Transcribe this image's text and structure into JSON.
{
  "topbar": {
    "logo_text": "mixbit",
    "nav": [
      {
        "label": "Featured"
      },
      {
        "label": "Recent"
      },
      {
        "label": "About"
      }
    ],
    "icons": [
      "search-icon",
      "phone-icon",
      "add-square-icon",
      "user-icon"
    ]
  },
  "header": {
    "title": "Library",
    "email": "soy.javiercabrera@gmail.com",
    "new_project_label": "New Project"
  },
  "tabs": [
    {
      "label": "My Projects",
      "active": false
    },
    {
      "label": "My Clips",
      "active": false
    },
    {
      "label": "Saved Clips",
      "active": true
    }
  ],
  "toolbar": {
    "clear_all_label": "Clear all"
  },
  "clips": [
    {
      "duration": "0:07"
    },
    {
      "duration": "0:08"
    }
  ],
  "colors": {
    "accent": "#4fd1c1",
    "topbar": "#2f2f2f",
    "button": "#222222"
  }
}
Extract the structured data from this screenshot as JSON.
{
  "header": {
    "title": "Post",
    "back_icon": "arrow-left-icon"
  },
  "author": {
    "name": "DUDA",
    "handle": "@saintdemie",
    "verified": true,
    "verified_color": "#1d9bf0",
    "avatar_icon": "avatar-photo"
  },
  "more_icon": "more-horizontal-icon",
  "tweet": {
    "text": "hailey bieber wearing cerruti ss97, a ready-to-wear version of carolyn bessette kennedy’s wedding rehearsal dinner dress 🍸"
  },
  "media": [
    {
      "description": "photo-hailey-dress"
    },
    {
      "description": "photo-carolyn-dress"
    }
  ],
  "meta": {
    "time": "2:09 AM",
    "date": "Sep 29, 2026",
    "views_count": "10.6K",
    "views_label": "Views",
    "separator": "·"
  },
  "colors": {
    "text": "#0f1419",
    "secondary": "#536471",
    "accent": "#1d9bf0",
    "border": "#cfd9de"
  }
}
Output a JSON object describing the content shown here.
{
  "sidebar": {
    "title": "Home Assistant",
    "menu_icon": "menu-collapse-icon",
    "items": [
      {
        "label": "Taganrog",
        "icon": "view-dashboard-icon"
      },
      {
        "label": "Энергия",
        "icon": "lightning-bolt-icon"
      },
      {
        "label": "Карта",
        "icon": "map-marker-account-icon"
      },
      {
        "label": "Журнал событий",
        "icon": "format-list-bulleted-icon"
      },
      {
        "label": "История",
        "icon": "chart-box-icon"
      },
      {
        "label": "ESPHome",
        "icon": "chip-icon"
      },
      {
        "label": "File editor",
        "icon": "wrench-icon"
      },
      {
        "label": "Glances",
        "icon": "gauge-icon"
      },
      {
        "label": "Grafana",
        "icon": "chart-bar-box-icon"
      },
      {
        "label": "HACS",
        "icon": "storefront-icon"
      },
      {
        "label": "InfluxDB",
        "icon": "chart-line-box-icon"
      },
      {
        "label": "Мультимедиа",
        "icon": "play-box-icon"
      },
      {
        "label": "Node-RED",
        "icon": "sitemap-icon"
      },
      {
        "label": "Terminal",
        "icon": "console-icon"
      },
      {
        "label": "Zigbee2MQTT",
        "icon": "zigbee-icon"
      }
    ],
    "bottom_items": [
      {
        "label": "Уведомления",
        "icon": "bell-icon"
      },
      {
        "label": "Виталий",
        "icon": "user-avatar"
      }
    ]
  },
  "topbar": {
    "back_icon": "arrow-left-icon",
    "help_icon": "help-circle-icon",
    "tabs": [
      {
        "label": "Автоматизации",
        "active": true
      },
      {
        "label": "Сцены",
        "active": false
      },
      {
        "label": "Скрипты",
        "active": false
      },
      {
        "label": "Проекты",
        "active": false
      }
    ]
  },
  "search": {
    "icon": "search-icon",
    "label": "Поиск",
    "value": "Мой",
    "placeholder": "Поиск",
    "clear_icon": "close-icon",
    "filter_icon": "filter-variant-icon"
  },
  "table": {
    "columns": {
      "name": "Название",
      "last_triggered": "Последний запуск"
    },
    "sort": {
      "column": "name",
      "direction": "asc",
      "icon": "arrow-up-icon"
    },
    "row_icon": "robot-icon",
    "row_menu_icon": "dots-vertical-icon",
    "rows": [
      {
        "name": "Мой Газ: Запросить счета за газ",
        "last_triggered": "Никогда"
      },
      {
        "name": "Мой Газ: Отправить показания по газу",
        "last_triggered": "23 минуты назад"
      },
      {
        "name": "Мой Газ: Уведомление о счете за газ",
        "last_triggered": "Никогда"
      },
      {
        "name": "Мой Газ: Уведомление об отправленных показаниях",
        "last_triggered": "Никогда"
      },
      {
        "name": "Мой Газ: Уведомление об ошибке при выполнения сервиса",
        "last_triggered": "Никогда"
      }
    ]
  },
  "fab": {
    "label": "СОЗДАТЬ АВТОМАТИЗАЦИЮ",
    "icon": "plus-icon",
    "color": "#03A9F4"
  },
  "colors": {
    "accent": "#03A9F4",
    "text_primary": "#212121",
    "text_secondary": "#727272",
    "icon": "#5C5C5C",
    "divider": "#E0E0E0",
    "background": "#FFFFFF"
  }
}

* **Brief**
Quote all of the entries exactly as they appear.

* **In response**
Transcribe this image's text and structure into JSON.
{
  "topbar": {
    "logo_text": "mixbit",
    "nav": [
      {
        "label": "Featured"
      },
      {
        "label": "Recent"
      },
      {
        "label": "About"
      }
    ],
    "icons": [
      "search-icon",
      "phone-icon",
      "add-square-icon",
      "user-icon"
    ]
  },
  "header": {
    "title": "Library",
    "email": "soy.javiercabrera@gmail.com",
    "new_project_label": "New Project"
  },
  "tabs": [
    {
      "label": "My Projects",
      "active": false
    },
    {
      "label": "My Clips",
      "active": false
    },
    {
      "label": "Saved Clips",
      "active": true
    }
  ],
  "toolbar": {
    "clear_all_label": "Clear all"
  },
  "clips": [
    {
      "duration": "0:07"
    },
    {
      "duration": "0:08"
    }
  ],
  "colors": {
    "accent": "#4fd1c1",
    "topbar": "#2f2f2f",
    "button": "#222222"
  }
}
Extract the structured data from this screenshot as JSON.
{
  "header": {
    "title": "Post",
    "back_icon": "arrow-left-icon"
  },
  "author": {
    "name": "DUDA",
    "handle": "@saintdemie",
    "verified": true,
    "verified_color": "#1d9bf0",
    "avatar_icon": "avatar-photo"
  },
  "more_icon": "more-horizontal-icon",
  "tweet": {
    "text": "hailey bieber wearing cerruti ss97, a ready-to-wear version of carolyn bessette kennedy’s wedding rehearsal dinner dress 🍸"
  },
  "media": [
    {
      "description": "photo-hailey-dress"
    },
    {
      "description": "photo-carolyn-dress"
    }
  ],
  "meta": {
    "time": "2:09 AM",
    "date": "Sep 29, 2026",
    "views_count": "10.6K",
    "views_label": "Views",
    "separator": "·"
  },
  "colors": {
    "text": "#0f1419",
    "secondary": "#536471",
    "accent": "#1d9bf0",
    "border": "#cfd9de"
  }
}
Output a JSON object describing the content shown here.
{
  "sidebar": {
    "title": "Home Assistant",
    "menu_icon": "menu-collapse-icon",
    "items": [
      {
        "label": "Taganrog",
        "icon": "view-dashboard-icon"
      },
      {
        "label": "Энергия",
        "icon": "lightning-bolt-icon"
      },
      {
        "label": "Карта",
        "icon": "map-marker-account-icon"
      },
      {
        "label": "Журнал событий",
        "icon": "format-list-bulleted-icon"
      },
      {
        "label": "История",
        "icon": "chart-box-icon"
      },
      {
        "label": "ESPHome",
        "icon": "chip-icon"
      },
      {
        "label": "File editor",
        "icon": "wrench-icon"
      },
      {
        "label": "Glances",
        "icon": "gauge-icon"
      },
      {
        "label": "Grafana",
        "icon": "chart-bar-box-icon"
      },
      {
        "label": "HACS",
        "icon": "storefront-icon"
      },
      {
        "label": "InfluxDB",
        "icon": "chart-line-box-icon"
      },
      {
        "label": "Мультимедиа",
        "icon": "play-box-icon"
      },
      {
        "label": "Node-RED",
        "icon": "sitemap-icon"
      },
      {
        "label": "Terminal",
        "icon": "console-icon"
      },
      {
        "label": "Zigbee2MQTT",
        "icon": "zigbee-icon"
      }
    ],
    "bottom_items": [
      {
        "label": "Уведомления",
        "icon": "bell-icon"
      },
      {
        "label": "Виталий",
        "icon": "user-avatar"
      }
    ]
  },
  "topbar": {
    "back_icon": "arrow-left-icon",
    "help_icon": "help-circle-icon",
    "tabs": [
      {
        "label": "Автоматизации",
        "active": true
      },
      {
        "label": "Сцены",
        "active": false
      },
      {
        "label": "Скрипты",
        "active": false
      },
      {
        "label": "Проекты",
        "active": false
      }
    ]
  },
  "search": {
    "icon": "search-icon",
    "label": "Поиск",
    "value": "Мой",
    "placeholder": "Поиск",
    "clear_icon": "close-icon",
    "filter_icon": "filter-variant-icon"
  },
  "table": {
    "columns": {
      "name": "Название",
      "last_triggered": "Последний запуск"
    },
    "sort": {
      "column": "name",
      "direction": "asc",
      "icon": "arrow-up-icon"
    },
    "row_icon": "robot-icon",
    "row_menu_icon": "dots-vertical-icon",
    "rows": [
      {
        "name": "Мой Газ: Запросить счета за газ",
        "last_triggered": "Никогда"
      },
      {
        "name": "Мой Газ: Отправить показания по газу",
        "last_triggered": "23 минуты назад"
      },
      {
        "name": "Мой Газ: Уведомление о счете за газ",
        "last_triggered": "Никогда"
      },
      {
        "name": "Мой Газ: Уведомление об отправленных показаниях",
        "last_triggered": "Никогда"
      },
      {
        "name": "Мой Газ: Уведомление об ошибке при выполнения сервиса",
        "last_triggered": "Никогда"
      }
    ]
  },
  "fab": {
    "label": "СОЗДАТЬ АВТОМАТИЗАЦИЮ",
    "icon": "plus-icon",
    "color": "#03A9F4"
  },
  "colors": {
    "accent": "#03A9F4",
    "text_primary": "#212121",
    "text_secondary": "#727272",
    "icon": "#5C5C5C",
    "divider": "#E0E0E0",
    "background": "#FFFFFF"
  }
}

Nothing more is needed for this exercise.